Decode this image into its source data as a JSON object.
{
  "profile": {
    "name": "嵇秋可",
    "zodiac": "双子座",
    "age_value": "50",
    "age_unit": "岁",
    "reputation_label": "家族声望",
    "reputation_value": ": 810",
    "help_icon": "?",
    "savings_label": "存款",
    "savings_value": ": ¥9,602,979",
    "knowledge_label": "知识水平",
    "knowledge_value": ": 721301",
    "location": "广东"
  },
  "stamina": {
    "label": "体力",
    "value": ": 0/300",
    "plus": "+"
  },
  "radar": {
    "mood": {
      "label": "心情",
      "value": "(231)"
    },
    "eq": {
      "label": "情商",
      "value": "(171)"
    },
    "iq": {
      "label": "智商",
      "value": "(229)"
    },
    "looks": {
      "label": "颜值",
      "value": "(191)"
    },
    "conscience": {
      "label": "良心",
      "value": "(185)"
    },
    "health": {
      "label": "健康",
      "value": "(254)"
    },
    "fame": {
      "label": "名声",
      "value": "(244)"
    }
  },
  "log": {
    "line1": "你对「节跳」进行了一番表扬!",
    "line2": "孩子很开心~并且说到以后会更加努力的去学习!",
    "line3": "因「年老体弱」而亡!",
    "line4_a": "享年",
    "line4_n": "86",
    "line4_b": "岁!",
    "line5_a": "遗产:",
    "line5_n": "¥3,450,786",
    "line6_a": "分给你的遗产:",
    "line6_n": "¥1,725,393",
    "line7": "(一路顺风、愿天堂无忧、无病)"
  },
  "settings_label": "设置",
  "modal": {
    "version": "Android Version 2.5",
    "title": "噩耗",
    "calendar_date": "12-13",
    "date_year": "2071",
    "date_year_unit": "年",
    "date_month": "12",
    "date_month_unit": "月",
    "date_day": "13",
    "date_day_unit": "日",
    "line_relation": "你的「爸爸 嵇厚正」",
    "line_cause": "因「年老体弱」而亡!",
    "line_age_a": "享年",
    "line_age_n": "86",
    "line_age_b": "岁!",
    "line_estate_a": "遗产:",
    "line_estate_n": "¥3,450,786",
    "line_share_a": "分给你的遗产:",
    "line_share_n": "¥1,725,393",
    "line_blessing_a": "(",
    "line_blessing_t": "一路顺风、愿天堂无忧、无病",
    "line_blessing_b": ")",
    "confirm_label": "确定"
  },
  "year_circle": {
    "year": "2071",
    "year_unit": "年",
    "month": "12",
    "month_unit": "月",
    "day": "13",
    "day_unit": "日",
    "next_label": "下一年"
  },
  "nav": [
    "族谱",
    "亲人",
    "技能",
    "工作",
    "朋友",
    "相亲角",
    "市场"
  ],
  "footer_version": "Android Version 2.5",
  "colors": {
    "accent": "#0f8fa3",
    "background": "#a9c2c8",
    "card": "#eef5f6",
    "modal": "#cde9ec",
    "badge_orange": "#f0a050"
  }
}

================================

→ **Direction**:
Return each entry from above without altering a single character.

→ **Response to this exercise**:
Decode this image into its source data as a JSON object.
{
  "profile": {
    "name": "嵇秋可",
    "zodiac": "双子座",
    "age_value": "50",
    "age_unit": "岁",
    "reputation_label": "家族声望",
    "reputation_value": ": 810",
    "help_icon": "?",
    "savings_label": "存款",
    "savings_value": ": ¥9,602,979",
    "knowledge_label": "知识水平",
    "knowledge_value": ": 721301",
    "location": "广东"
  },
  "stamina": {
    "label": "体力",
    "value": ": 0/300",
    "plus": "+"
  },
  "radar": {
    "mood": {
      "label": "心情",
      "value": "(231)"
    },
    "eq": {
      "label": "情商",
      "value": "(171)"
    },
    "iq": {
      "label": "智商",
      "value": "(229)"
    },
    "looks": {
      "label": "颜值",
      "value": "(191)"
    },
    "conscience": {
      "label": "良心",
      "value": "(185)"
    },
    "health": {
      "label": "健康",
      "value": "(254)"
    },
    "fame": {
      "label": "名声",
      "value": "(244)"
    }
  },
  "log": {
    "line1": "你对「节跳」进行了一番表扬!",
    "line2": "孩子很开心~并且说到以后会更加努力的去学习!",
    "line3": "因「年老体弱」而亡!",
    "line4_a": "享年",
    "line4_n": "86",
    "line4_b": "岁!",
    "line5_a": "遗产:",
    "line5_n": "¥3,450,786",
    "line6_a": "分给你的遗产:",
    "line6_n": "¥1,725,393",
    "line7": "(一路顺风、愿天堂无忧、无病)"
  },
  "settings_label": "设置",
  "modal": {
    "version": "Android Version 2.5",
    "title": "噩耗",
    "calendar_date": "12-13",
    "date_year": "2071",
    "date_year_unit": "年",
    "date_month": "12",
    "date_month_unit": "月",
    "date_day": "13",
    "date_day_unit": "日",
    "line_relation": "你的「爸爸 嵇厚正」",
    "line_cause": "因「年老体弱」而亡!",
    "line_age_a": "享年",
    "line_age_n": "86",
    "line_age_b": "岁!",
    "line_estate_a": "遗产:",
    "line_estate_n": "¥3,450,786",
    "line_share_a": "分给你的遗产:",
    "line_share_n": "¥1,725,393",
    "line_blessing_a": "(",
    "line_blessing_t": "一路顺风、愿天堂无忧、无病",
    "line_blessing_b": ")",
    "confirm_label": "确定"
  },
  "year_circle": {
    "year": "2071",
    "year_unit": "年",
    "month": "12",
    "month_unit": "月",
    "day": "13",
    "day_unit": "日",
    "next_label": "下一年"
  },
  "nav": [
    "族谱",
    "亲人",
    "技能",
    "工作",
    "朋友",
    "相亲角",
    "市场"
  ],
  "footer_version": "Android Version 2.5",
  "colors": {
    "accent": "#0f8fa3",
    "background": "#a9c2c8",
    "card": "#eef5f6",
    "modal": "#cde9ec",
    "badge_orange": "#f0a050"
  }
}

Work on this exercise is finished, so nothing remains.